▶ **REQUEST A**
In the passage below on green energy and Azerbaijan's economy, translate this sentence into Spanish: "The methodological foundation of the article is a comparative analysis of international experience."
▶ **REQUEST B**
According to the passage below on green energy and Azerbaijan's economy, which four countries' approaches does the article examine?

▶ **SOURCE**
________________

This article adopts an analytical and comparative approach and is structured as an academic study. Its principal objective is to examine green energy from an economic perspective as a factor in the diversification of Azerbaijan's economy. Accordingly, the analysis focuses not on the engineering characteristics of individual technologies, but on their potential effects on investment, employment, export capacity, non-oil-sector development, and the resilience of the national economy.

The methodological foundation of the article is a comparative analysis of international experience. It examines the approaches of the United States, the United Kingdom, the Netherlands, and China, as these countries have achieved significant results in different areas of the energy transition. The United States is relevant in terms of energy storage, hydrogen technologies, and grid resilience; the United Kingdom in the development of fixed-bottom and floating offshore wind; the Netherlands as an example of integrating the port economy, hydrogen infrastructure, and offshore energy; and China as a country that has achieved large-scale growth in solar and wind generation.

________________

▶ **EXTRACTED MATERIAL**
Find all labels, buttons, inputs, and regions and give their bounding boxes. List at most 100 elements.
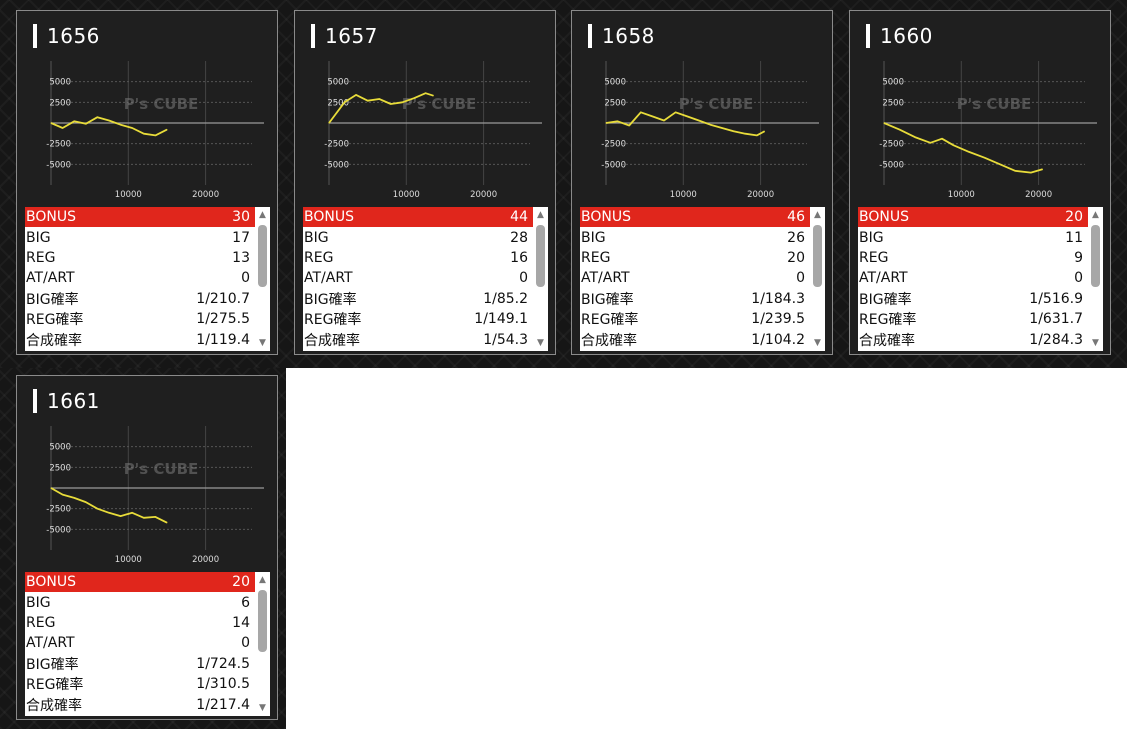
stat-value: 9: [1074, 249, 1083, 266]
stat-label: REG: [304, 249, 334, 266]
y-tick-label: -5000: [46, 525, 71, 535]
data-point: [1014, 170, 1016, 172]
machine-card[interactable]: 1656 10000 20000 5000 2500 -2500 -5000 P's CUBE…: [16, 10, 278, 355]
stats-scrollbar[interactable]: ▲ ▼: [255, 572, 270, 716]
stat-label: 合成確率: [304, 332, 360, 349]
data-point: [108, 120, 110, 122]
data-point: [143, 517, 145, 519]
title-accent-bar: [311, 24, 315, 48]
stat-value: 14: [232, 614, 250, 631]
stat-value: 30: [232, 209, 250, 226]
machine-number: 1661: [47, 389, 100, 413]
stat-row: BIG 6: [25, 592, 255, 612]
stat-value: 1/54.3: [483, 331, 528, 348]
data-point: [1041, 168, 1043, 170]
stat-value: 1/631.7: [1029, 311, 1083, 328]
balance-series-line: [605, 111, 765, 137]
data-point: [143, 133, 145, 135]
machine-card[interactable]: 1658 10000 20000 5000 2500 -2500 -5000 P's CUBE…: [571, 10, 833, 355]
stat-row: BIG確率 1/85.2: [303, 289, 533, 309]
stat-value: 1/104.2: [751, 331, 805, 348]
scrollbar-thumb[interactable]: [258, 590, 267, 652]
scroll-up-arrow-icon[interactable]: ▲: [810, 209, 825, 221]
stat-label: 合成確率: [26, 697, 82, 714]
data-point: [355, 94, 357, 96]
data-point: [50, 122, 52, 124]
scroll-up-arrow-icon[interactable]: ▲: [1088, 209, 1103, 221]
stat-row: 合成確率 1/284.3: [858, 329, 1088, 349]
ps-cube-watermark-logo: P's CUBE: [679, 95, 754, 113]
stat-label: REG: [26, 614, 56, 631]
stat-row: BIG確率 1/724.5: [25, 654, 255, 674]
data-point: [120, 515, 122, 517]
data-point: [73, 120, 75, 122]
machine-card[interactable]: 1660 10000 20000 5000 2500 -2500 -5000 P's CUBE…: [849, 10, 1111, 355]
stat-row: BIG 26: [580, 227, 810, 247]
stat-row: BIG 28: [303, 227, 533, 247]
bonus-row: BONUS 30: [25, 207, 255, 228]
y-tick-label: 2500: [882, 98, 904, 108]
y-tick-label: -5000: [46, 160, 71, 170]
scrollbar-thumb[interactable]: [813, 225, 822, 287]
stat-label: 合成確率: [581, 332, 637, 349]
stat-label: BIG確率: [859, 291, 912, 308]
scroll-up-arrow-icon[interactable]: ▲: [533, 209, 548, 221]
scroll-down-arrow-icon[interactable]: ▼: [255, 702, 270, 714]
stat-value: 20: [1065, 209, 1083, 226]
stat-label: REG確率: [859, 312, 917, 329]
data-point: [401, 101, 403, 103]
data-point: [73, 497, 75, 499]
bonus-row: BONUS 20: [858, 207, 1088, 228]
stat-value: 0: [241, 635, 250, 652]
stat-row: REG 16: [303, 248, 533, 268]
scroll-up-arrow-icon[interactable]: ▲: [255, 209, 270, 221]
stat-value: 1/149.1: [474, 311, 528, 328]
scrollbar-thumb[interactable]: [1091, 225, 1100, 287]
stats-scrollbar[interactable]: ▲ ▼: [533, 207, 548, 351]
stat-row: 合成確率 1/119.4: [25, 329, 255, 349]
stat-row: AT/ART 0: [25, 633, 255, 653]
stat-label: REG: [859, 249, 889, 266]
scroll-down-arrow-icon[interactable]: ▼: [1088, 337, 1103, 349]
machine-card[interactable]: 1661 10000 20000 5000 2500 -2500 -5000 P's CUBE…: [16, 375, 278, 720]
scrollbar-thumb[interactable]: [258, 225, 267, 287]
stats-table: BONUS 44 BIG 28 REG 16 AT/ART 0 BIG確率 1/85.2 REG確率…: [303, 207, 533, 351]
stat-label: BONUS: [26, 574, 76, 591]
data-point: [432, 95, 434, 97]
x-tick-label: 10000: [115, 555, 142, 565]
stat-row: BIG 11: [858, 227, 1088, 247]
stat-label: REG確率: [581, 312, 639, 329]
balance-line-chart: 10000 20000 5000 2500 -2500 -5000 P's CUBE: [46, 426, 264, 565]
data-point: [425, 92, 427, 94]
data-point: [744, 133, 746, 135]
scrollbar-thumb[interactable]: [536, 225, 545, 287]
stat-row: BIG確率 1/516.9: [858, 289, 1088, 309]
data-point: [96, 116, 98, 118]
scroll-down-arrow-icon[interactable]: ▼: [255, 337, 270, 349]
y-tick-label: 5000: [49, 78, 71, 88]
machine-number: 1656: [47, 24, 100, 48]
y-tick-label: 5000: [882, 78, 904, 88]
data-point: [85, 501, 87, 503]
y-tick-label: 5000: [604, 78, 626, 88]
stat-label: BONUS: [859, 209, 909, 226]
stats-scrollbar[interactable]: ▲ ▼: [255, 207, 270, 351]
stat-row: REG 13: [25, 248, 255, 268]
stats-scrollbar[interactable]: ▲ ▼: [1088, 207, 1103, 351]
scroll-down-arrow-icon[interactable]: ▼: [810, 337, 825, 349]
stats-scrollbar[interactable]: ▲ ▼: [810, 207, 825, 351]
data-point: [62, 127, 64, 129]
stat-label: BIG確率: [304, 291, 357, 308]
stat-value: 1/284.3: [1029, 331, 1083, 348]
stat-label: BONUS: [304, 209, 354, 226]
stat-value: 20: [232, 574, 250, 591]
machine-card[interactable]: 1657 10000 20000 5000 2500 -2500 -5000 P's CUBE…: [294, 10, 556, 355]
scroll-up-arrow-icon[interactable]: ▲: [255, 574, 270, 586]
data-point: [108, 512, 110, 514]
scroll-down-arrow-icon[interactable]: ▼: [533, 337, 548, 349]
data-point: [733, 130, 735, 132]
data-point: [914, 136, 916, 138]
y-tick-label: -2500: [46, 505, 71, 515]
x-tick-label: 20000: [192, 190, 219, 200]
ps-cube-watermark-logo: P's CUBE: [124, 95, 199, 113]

________________

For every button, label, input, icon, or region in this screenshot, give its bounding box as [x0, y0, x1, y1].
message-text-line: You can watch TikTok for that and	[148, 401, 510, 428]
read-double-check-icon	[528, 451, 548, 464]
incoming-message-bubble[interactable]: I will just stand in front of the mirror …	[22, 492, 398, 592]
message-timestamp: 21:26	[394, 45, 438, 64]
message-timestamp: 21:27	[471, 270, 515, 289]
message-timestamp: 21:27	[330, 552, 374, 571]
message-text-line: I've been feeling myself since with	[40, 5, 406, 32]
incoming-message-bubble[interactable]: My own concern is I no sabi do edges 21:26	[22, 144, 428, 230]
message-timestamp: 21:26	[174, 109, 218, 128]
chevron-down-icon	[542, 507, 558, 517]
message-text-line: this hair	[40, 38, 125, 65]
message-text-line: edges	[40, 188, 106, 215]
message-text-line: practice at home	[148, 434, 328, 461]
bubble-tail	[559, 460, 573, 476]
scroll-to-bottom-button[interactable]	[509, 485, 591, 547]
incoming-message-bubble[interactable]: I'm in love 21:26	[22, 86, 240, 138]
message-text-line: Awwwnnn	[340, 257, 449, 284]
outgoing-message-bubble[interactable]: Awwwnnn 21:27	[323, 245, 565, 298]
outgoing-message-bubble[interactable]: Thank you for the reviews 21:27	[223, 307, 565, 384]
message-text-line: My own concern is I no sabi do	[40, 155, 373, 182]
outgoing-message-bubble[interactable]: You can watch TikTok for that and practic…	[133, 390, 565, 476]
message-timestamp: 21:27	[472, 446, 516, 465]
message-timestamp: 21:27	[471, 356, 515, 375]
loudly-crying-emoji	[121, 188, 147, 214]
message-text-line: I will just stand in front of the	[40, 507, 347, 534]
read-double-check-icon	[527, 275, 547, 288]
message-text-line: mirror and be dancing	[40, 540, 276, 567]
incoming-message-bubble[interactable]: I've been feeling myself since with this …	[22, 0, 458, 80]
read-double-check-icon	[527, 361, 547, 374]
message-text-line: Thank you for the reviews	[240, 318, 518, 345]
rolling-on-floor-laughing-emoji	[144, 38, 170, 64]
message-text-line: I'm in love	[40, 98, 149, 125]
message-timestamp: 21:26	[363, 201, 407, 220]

________________

▶ **TASK RESPONSE A**
La base metodológica del artículo es un análisis comparativo de la experiencia internacional.

▶ **TASK RESPONSE B**
The United States, the United Kingdom, the Netherlands, and China.